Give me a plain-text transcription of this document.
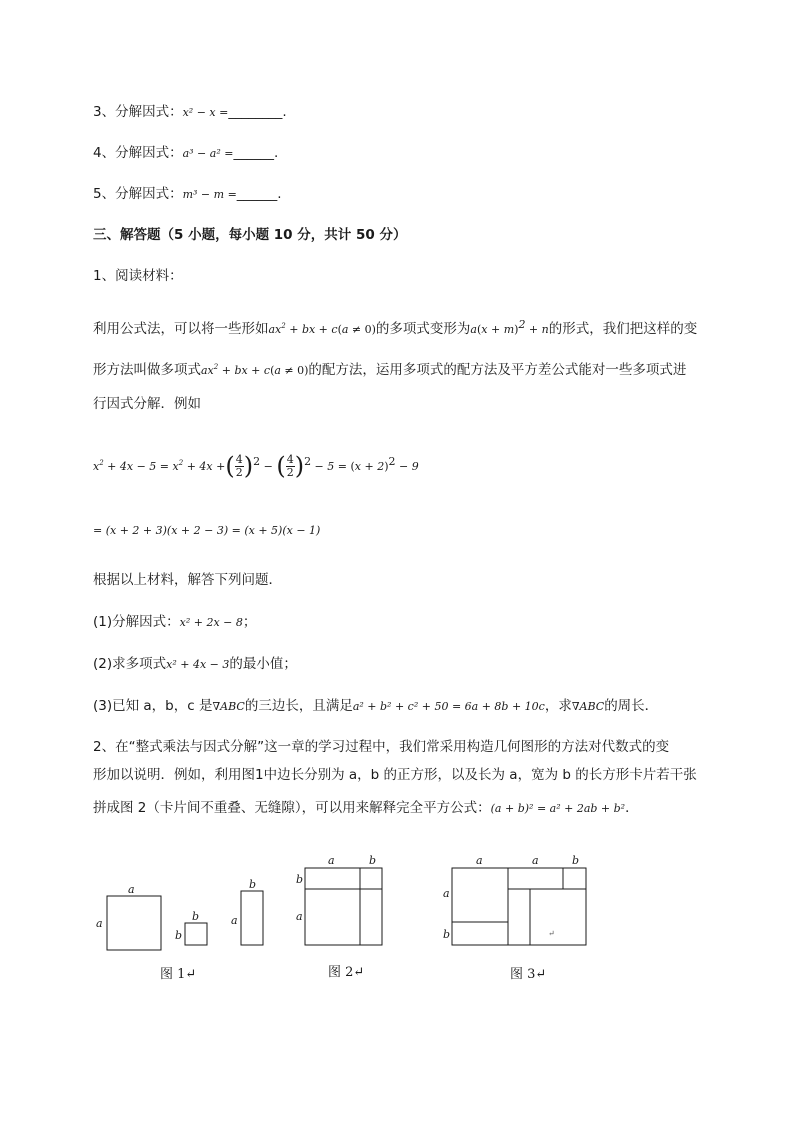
3、分解因式：x² − x =________.
4、分解因式：a³ − a² =______.
5、分解因式：m³ − m =______.
三、解答题（5 小题，每小题 10 分，共计 50 分）
1、阅读材料：
利用公式法，可以将一些形如$ax^2$ + bx + c(a ≠ 0)的多项式变形为$a(x + m)^2 + n$的形式，我们把这样的变
形方法叫做多项式$ax^2$ + bx + c(a ≠ 0)的配方法，运用多项式的配方法及平方差公式能对一些多项式进
行因式分解．例如
$x^2 + 4x - 5 = x^2 + 4x$ +( $\frac{4}{2} )^2$ − ( $\frac{4}{2} )^2 - 5 = (x + 2)^2 - 9$
= (x + 2 + 3)(x + 2 − 3) = (x + 5)(x − 1)
根据以上材料，解答下列问题．
(1)分解因式：x² + 2x − 8；
(2)求多项式x² + 4x − 3的最小值；
(3)已知 a，b，c 是∇ABC的三边长，且满足a² + b² + c² + 50 = 6a + 8b + 10c，求∇ABC的周长．
2、在“整式乘法与因式分解”这一章的学习过程中，我们常采用构造几何图形的方法对代数式的变
形加以说明．例如，利用图1中边长分别为 a，b 的正方形，以及长为 a，宽为 b 的长方形卡片若干张
拼成图 2（卡片间不重叠、无缝隙），可以用来解释完全平方公式：(a + b)² = a² + 2ab + b²．
a
a
b
b
b
a
a	b
b
a
a	a	b
a
b	↵
图 1↵	图 2↵	图 3↵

▬▬▬▬▬▬▬▬▬▬

→ **To be done**: Omitting all images, retype each line of the records precisely.

→ **Solution for this problem**:
Give me a plain-text transcription of this document.
3、分解因式：x² − x =________.
4、分解因式：a³ − a² =______.
5、分解因式：m³ − m =______.
三、解答题（5 小题，每小题 10 分，共计 50 分）
1、阅读材料：
利用公式法，可以将一些形如$ax^2$ + bx + c(a ≠ 0)的多项式变形为$a(x + m)^2 + n$的形式，我们把这样的变
形方法叫做多项式$ax^2$ + bx + c(a ≠ 0)的配方法，运用多项式的配方法及平方差公式能对一些多项式进
行因式分解．例如
$x^2 + 4x - 5 = x^2 + 4x$ +( $\frac{4}{2} )^2$ − ( $\frac{4}{2} )^2 - 5 = (x + 2)^2 - 9$
= (x + 2 + 3)(x + 2 − 3) = (x + 5)(x − 1)
根据以上材料，解答下列问题．
(1)分解因式：x² + 2x − 8；
(2)求多项式x² + 4x − 3的最小值；
(3)已知 a，b，c 是∇ABC的三边长，且满足a² + b² + c² + 50 = 6a + 8b + 10c，求∇ABC的周长．
2、在“整式乘法与因式分解”这一章的学习过程中，我们常采用构造几何图形的方法对代数式的变
形加以说明．例如，利用图1中边长分别为 a，b 的正方形，以及长为 a，宽为 b 的长方形卡片若干张
拼成图 2（卡片间不重叠、无缝隙），可以用来解释完全平方公式：(a + b)² = a² + 2ab + b²．
a
a
b
b
b
a
a	b
b
a
a	a	b
a
b	↵
图 1↵	图 2↵	图 3↵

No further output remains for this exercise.